• PROBLEM TO WORK ON: Retype the complete listing exactly as it appears.
--*--
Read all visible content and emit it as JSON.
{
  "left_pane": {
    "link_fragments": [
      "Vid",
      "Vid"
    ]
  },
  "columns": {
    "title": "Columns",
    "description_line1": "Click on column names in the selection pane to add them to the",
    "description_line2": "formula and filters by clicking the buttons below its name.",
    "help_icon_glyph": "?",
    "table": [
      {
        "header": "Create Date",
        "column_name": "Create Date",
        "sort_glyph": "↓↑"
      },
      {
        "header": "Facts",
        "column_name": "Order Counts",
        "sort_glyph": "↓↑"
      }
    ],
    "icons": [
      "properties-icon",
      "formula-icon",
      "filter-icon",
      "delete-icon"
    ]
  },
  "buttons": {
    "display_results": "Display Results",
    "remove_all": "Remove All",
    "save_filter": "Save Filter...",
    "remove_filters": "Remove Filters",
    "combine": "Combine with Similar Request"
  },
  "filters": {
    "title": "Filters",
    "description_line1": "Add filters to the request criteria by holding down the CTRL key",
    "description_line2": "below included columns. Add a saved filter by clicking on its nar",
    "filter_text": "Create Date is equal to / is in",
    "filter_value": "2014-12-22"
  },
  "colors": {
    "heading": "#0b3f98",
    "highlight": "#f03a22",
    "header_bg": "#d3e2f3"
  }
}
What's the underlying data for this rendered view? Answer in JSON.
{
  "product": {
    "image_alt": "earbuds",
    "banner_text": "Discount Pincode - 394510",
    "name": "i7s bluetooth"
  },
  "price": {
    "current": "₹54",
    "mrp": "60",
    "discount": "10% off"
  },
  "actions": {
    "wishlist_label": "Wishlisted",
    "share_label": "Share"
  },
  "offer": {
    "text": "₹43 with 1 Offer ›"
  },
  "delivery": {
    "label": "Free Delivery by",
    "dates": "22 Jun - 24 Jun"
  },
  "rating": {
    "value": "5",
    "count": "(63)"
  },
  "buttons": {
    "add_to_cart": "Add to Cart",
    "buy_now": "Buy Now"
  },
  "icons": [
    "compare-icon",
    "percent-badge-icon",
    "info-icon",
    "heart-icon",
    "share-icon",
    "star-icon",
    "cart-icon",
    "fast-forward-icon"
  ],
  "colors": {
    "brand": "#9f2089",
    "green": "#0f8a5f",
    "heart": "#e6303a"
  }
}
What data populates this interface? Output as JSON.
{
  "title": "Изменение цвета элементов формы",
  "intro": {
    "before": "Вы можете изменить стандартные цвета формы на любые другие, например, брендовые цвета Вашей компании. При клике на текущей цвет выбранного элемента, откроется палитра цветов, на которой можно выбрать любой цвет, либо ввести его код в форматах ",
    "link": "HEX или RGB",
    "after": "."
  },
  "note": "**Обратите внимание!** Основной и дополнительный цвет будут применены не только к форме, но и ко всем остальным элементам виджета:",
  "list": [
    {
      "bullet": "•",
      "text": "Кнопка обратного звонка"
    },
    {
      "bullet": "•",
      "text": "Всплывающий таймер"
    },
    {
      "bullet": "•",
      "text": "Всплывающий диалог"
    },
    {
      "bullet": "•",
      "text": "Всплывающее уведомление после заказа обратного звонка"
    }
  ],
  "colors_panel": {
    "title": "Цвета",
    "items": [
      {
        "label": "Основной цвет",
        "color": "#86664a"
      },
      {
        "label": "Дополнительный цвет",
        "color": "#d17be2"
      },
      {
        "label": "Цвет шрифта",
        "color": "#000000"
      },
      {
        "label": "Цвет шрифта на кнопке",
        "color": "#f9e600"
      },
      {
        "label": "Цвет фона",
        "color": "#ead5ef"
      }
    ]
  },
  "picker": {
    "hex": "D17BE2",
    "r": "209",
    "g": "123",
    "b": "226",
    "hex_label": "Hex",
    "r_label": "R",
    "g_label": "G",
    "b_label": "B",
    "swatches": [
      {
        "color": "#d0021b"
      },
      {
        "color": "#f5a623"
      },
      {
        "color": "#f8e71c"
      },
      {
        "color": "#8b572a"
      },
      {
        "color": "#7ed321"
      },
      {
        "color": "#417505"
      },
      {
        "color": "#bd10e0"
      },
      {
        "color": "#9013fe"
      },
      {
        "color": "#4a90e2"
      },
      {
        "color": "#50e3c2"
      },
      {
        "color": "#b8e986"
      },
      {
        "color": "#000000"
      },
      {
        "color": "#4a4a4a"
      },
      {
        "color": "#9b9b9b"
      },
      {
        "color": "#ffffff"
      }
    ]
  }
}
--*--
• RESULT FOR THIS EXERCISE:
Read all visible content and emit it as JSON.
{
  "left_pane": {
    "link_fragments": [
      "Vid",
      "Vid"
    ]
  },
  "columns": {
    "title": "Columns",
    "description_line1": "Click on column names in the selection pane to add them to the",
    "description_line2": "formula and filters by clicking the buttons below its name.",
    "help_icon_glyph": "?",
    "table": [
      {
        "header": "Create Date",
        "column_name": "Create Date",
        "sort_glyph": "↓↑"
      },
      {
        "header": "Facts",
        "column_name": "Order Counts",
        "sort_glyph": "↓↑"
      }
    ],
    "icons": [
      "properties-icon",
      "formula-icon",
      "filter-icon",
      "delete-icon"
    ]
  },
  "buttons": {
    "display_results": "Display Results",
    "remove_all": "Remove All",
    "save_filter": "Save Filter...",
    "remove_filters": "Remove Filters",
    "combine": "Combine with Similar Request"
  },
  "filters": {
    "title": "Filters",
    "description_line1": "Add filters to the request criteria by holding down the CTRL key",
    "description_line2": "below included columns. Add a saved filter by clicking on its nar",
    "filter_text": "Create Date is equal to / is in",
    "filter_value": "2014-12-22"
  },
  "colors": {
    "heading": "#0b3f98",
    "highlight": "#f03a22",
    "header_bg": "#d3e2f3"
  }
}
What's the underlying data for this rendered view? Answer in JSON.
{
  "product": {
    "image_alt": "earbuds",
    "banner_text": "Discount Pincode - 394510",
    "name": "i7s bluetooth"
  },
  "price": {
    "current": "₹54",
    "mrp": "60",
    "discount": "10% off"
  },
  "actions": {
    "wishlist_label": "Wishlisted",
    "share_label": "Share"
  },
  "offer": {
    "text": "₹43 with 1 Offer ›"
  },
  "delivery": {
    "label": "Free Delivery by",
    "dates": "22 Jun - 24 Jun"
  },
  "rating": {
    "value": "5",
    "count": "(63)"
  },
  "buttons": {
    "add_to_cart": "Add to Cart",
    "buy_now": "Buy Now"
  },
  "icons": [
    "compare-icon",
    "percent-badge-icon",
    "info-icon",
    "heart-icon",
    "share-icon",
    "star-icon",
    "cart-icon",
    "fast-forward-icon"
  ],
  "colors": {
    "brand": "#9f2089",
    "green": "#0f8a5f",
    "heart": "#e6303a"
  }
}
What data populates this interface? Output as JSON.
{
  "title": "Изменение цвета элементов формы",
  "intro": {
    "before": "Вы можете изменить стандартные цвета формы на любые другие, например, брендовые цвета Вашей компании. При клике на текущей цвет выбранного элемента, откроется палитра цветов, на которой можно выбрать любой цвет, либо ввести его код в форматах ",
    "link": "HEX или RGB",
    "after": "."
  },
  "note": "**Обратите внимание!** Основной и дополнительный цвет будут применены не только к форме, но и ко всем остальным элементам виджета:",
  "list": [
    {
      "bullet": "•",
      "text": "Кнопка обратного звонка"
    },
    {
      "bullet": "•",
      "text": "Всплывающий таймер"
    },
    {
      "bullet": "•",
      "text": "Всплывающий диалог"
    },
    {
      "bullet": "•",
      "text": "Всплывающее уведомление после заказа обратного звонка"
    }
  ],
  "colors_panel": {
    "title": "Цвета",
    "items": [
      {
        "label": "Основной цвет",
        "color": "#86664a"
      },
      {
        "label": "Дополнительный цвет",
        "color": "#d17be2"
      },
      {
        "label": "Цвет шрифта",
        "color": "#000000"
      },
      {
        "label": "Цвет шрифта на кнопке",
        "color": "#f9e600"
      },
      {
        "label": "Цвет фона",
        "color": "#ead5ef"
      }
    ]
  },
  "picker": {
    "hex": "D17BE2",
    "r": "209",
    "g": "123",
    "b": "226",
    "hex_label": "Hex",
    "r_label": "R",
    "g_label": "G",
    "b_label": "B",
    "swatches": [
      {
        "color": "#d0021b"
      },
      {
        "color": "#f5a623"
      },
      {
        "color": "#f8e71c"
      },
      {
        "color": "#8b572a"
      },
      {
        "color": "#7ed321"
      },
      {
        "color": "#417505"
      },
      {
        "color": "#bd10e0"
      },
      {
        "color": "#9013fe"
      },
      {
        "color": "#4a90e2"
      },
      {
        "color": "#50e3c2"
      },
      {
        "color": "#b8e986"
      },
      {
        "color": "#000000"
      },
      {
        "color": "#4a4a4a"
      },
      {
        "color": "#9b9b9b"
      },
      {
        "color": "#ffffff"
      }
    ]
  }
}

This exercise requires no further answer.